## What is expected
Write out every single entry exactly.

## Extracted entries

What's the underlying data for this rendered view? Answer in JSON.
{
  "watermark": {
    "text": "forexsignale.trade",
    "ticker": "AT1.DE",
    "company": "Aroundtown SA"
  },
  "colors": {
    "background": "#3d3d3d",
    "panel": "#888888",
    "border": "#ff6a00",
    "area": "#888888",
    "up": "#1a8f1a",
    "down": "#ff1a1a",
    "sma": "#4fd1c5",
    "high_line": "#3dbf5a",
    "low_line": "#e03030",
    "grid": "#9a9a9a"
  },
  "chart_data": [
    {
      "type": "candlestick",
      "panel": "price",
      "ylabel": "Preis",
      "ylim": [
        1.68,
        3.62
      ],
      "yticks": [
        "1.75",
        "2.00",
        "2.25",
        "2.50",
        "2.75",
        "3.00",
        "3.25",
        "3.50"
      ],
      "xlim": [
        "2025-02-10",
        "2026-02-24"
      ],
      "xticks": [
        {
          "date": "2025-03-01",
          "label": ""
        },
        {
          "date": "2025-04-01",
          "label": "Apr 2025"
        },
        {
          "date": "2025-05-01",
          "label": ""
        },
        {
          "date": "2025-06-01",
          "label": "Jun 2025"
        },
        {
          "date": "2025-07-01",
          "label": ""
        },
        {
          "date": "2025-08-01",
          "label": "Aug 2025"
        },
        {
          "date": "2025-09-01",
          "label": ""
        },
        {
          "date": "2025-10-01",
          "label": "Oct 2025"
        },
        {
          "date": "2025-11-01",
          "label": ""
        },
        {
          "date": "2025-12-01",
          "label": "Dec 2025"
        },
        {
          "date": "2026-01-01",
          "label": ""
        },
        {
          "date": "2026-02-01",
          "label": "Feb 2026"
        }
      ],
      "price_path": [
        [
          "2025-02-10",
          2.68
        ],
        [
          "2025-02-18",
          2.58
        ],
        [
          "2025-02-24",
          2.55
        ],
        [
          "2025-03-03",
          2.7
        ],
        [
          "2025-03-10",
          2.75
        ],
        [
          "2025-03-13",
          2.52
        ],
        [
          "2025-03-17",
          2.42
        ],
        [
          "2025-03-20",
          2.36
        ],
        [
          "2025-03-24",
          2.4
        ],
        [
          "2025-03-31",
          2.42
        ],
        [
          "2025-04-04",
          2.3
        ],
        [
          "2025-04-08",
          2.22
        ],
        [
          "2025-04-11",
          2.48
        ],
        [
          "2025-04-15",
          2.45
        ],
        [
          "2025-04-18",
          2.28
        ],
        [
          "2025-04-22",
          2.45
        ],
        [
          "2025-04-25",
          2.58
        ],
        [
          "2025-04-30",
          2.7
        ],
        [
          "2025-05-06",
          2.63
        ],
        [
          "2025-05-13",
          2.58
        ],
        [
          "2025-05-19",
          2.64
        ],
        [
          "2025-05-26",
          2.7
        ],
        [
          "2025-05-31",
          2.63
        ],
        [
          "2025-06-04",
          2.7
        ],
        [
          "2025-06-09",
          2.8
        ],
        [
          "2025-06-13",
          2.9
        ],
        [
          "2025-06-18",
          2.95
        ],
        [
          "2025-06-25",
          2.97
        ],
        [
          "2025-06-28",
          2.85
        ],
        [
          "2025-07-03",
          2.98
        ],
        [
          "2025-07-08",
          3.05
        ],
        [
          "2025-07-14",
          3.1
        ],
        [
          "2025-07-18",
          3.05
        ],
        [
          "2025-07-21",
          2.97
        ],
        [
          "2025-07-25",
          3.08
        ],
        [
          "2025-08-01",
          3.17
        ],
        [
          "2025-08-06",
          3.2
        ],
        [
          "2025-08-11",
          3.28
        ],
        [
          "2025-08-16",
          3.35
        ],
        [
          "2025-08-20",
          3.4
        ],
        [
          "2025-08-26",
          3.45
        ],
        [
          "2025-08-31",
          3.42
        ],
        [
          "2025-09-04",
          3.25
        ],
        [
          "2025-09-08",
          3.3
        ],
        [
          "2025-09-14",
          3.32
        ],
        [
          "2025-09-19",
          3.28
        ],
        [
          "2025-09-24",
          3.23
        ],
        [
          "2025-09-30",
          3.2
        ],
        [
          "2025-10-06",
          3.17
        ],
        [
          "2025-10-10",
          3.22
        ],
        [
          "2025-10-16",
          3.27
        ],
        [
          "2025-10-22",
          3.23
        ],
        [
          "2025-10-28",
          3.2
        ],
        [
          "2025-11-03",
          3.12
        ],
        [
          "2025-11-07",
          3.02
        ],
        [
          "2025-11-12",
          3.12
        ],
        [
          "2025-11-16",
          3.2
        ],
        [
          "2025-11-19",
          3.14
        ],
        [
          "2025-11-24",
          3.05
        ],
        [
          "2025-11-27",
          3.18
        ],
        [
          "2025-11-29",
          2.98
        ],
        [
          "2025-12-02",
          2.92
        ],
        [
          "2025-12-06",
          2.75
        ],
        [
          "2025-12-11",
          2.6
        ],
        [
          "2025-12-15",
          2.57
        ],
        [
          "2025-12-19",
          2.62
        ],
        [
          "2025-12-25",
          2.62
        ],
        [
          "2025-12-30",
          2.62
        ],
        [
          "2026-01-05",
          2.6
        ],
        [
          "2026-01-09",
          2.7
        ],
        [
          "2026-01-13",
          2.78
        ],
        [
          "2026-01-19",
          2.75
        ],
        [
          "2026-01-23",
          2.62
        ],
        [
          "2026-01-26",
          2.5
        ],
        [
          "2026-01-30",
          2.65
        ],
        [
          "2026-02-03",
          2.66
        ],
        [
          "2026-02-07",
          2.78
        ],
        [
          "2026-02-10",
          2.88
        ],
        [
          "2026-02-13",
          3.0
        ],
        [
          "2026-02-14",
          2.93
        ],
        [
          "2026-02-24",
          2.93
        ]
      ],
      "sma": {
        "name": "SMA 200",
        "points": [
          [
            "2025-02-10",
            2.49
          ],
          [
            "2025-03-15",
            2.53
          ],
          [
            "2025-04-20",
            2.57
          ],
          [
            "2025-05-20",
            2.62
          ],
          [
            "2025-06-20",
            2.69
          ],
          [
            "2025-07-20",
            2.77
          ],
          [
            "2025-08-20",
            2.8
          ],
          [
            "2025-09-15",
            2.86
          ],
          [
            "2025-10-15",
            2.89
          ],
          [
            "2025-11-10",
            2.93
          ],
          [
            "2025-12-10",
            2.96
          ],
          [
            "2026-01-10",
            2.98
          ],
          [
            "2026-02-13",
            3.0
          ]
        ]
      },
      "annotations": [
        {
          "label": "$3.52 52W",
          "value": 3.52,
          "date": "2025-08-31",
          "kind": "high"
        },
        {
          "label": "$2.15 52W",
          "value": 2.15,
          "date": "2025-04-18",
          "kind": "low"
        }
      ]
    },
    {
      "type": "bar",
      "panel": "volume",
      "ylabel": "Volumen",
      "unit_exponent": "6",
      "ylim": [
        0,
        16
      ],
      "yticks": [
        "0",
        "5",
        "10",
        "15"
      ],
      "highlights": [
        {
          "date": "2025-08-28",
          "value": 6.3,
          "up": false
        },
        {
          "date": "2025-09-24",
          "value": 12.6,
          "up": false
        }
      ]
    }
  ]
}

## Solution to this task
What's the underlying data for this rendered view? Answer in JSON.
{
  "watermark": {
    "text": "forexsignale.trade",
    "ticker": "AT1.DE",
    "company": "Aroundtown SA"
  },
  "colors": {
    "background": "#3d3d3d",
    "panel": "#888888",
    "border": "#ff6a00",
    "area": "#888888",
    "up": "#1a8f1a",
    "down": "#ff1a1a",
    "sma": "#4fd1c5",
    "high_line": "#3dbf5a",
    "low_line": "#e03030",
    "grid": "#9a9a9a"
  },
  "chart_data": [
    {
      "type": "candlestick",
      "panel": "price",
      "ylabel": "Preis",
      "ylim": [
        1.68,
        3.62
      ],
      "yticks": [
        "1.75",
        "2.00",
        "2.25",
        "2.50",
        "2.75",
        "3.00",
        "3.25",
        "3.50"
      ],
      "xlim": [
        "2025-02-10",
        "2026-02-24"
      ],
      "xticks": [
        {
          "date": "2025-03-01",
          "label": ""
        },
        {
          "date": "2025-04-01",
          "label": "Apr 2025"
        },
        {
          "date": "2025-05-01",
          "label": ""
        },
        {
          "date": "2025-06-01",
          "label": "Jun 2025"
        },
        {
          "date": "2025-07-01",
          "label": ""
        },
        {
          "date": "2025-08-01",
          "label": "Aug 2025"
        },
        {
          "date": "2025-09-01",
          "label": ""
        },
        {
          "date": "2025-10-01",
          "label": "Oct 2025"
        },
        {
          "date": "2025-11-01",
          "label": ""
        },
        {
          "date": "2025-12-01",
          "label": "Dec 2025"
        },
        {
          "date": "2026-01-01",
          "label": ""
        },
        {
          "date": "2026-02-01",
          "label": "Feb 2026"
        }
      ],
      "price_path": [
        [
          "2025-02-10",
          2.68
        ],
        [
          "2025-02-18",
          2.58
        ],
        [
          "2025-02-24",
          2.55
        ],
        [
          "2025-03-03",
          2.7
        ],
        [
          "2025-03-10",
          2.75
        ],
        [
          "2025-03-13",
          2.52
        ],
        [
          "2025-03-17",
          2.42
        ],
        [
          "2025-03-20",
          2.36
        ],
        [
          "2025-03-24",
          2.4
        ],
        [
          "2025-03-31",
          2.42
        ],
        [
          "2025-04-04",
          2.3
        ],
        [
          "2025-04-08",
          2.22
        ],
        [
          "2025-04-11",
          2.48
        ],
        [
          "2025-04-15",
          2.45
        ],
        [
          "2025-04-18",
          2.28
        ],
        [
          "2025-04-22",
          2.45
        ],
        [
          "2025-04-25",
          2.58
        ],
        [
          "2025-04-30",
          2.7
        ],
        [
          "2025-05-06",
          2.63
        ],
        [
          "2025-05-13",
          2.58
        ],
        [
          "2025-05-19",
          2.64
        ],
        [
          "2025-05-26",
          2.7
        ],
        [
          "2025-05-31",
          2.63
        ],
        [
          "2025-06-04",
          2.7
        ],
        [
          "2025-06-09",
          2.8
        ],
        [
          "2025-06-13",
          2.9
        ],
        [
          "2025-06-18",
          2.95
        ],
        [
          "2025-06-25",
          2.97
        ],
        [
          "2025-06-28",
          2.85
        ],
        [
          "2025-07-03",
          2.98
        ],
        [
          "2025-07-08",
          3.05
        ],
        [
          "2025-07-14",
          3.1
        ],
        [
          "2025-07-18",
          3.05
        ],
        [
          "2025-07-21",
          2.97
        ],
        [
          "2025-07-25",
          3.08
        ],
        [
          "2025-08-01",
          3.17
        ],
        [
          "2025-08-06",
          3.2
        ],
        [
          "2025-08-11",
          3.28
        ],
        [
          "2025-08-16",
          3.35
        ],
        [
          "2025-08-20",
          3.4
        ],
        [
          "2025-08-26",
          3.45
        ],
        [
          "2025-08-31",
          3.42
        ],
        [
          "2025-09-04",
          3.25
        ],
        [
          "2025-09-08",
          3.3
        ],
        [
          "2025-09-14",
          3.32
        ],
        [
          "2025-09-19",
          3.28
        ],
        [
          "2025-09-24",
          3.23
        ],
        [
          "2025-09-30",
          3.2
        ],
        [
          "2025-10-06",
          3.17
        ],
        [
          "2025-10-10",
          3.22
        ],
        [
          "2025-10-16",
          3.27
        ],
        [
          "2025-10-22",
          3.23
        ],
        [
          "2025-10-28",
          3.2
        ],
        [
          "2025-11-03",
          3.12
        ],
        [
          "2025-11-07",
          3.02
        ],
        [
          "2025-11-12",
          3.12
        ],
        [
          "2025-11-16",
          3.2
        ],
        [
          "2025-11-19",
          3.14
        ],
        [
          "2025-11-24",
          3.05
        ],
        [
          "2025-11-27",
          3.18
        ],
        [
          "2025-11-29",
          2.98
        ],
        [
          "2025-12-02",
          2.92
        ],
        [
          "2025-12-06",
          2.75
        ],
        [
          "2025-12-11",
          2.6
        ],
        [
          "2025-12-15",
          2.57
        ],
        [
          "2025-12-19",
          2.62
        ],
        [
          "2025-12-25",
          2.62
        ],
        [
          "2025-12-30",
          2.62
        ],
        [
          "2026-01-05",
          2.6
        ],
        [
          "2026-01-09",
          2.7
        ],
        [
          "2026-01-13",
          2.78
        ],
        [
          "2026-01-19",
          2.75
        ],
        [
          "2026-01-23",
          2.62
        ],
        [
          "2026-01-26",
          2.5
        ],
        [
          "2026-01-30",
          2.65
        ],
        [
          "2026-02-03",
          2.66
        ],
        [
          "2026-02-07",
          2.78
        ],
        [
          "2026-02-10",
          2.88
        ],
        [
          "2026-02-13",
          3.0
        ],
        [
          "2026-02-14",
          2.93
        ],
        [
          "2026-02-24",
          2.93
        ]
      ],
      "sma": {
        "name": "SMA 200",
        "points": [
          [
            "2025-02-10",
            2.49
          ],
          [
            "2025-03-15",
            2.53
          ],
          [
            "2025-04-20",
            2.57
          ],
          [
            "2025-05-20",
            2.62
          ],
          [
            "2025-06-20",
            2.69
          ],
          [
            "2025-07-20",
            2.77
          ],
          [
            "2025-08-20",
            2.8
          ],
          [
            "2025-09-15",
            2.86
          ],
          [
            "2025-10-15",
            2.89
          ],
          [
            "2025-11-10",
            2.93
          ],
          [
            "2025-12-10",
            2.96
          ],
          [
            "2026-01-10",
            2.98
          ],
          [
            "2026-02-13",
            3.0
          ]
        ]
      },
      "annotations": [
        {
          "label": "$3.52 52W",
          "value": 3.52,
          "date": "2025-08-31",
          "kind": "high"
        },
        {
          "label": "$2.15 52W",
          "value": 2.15,
          "date": "2025-04-18",
          "kind": "low"
        }
      ]
    },
    {
      "type": "bar",
      "panel": "volume",
      "ylabel": "Volumen",
      "unit_exponent": "6",
      "ylim": [
        0,
        16
      ],
      "yticks": [
        "0",
        "5",
        "10",
        "15"
      ],
      "highlights": [
        {
          "date": "2025-08-28",
          "value": 6.3,
          "up": false
        },
        {
          "date": "2025-09-24",
          "value": 12.6,
          "up": false
        }
      ]
    }
  ]
}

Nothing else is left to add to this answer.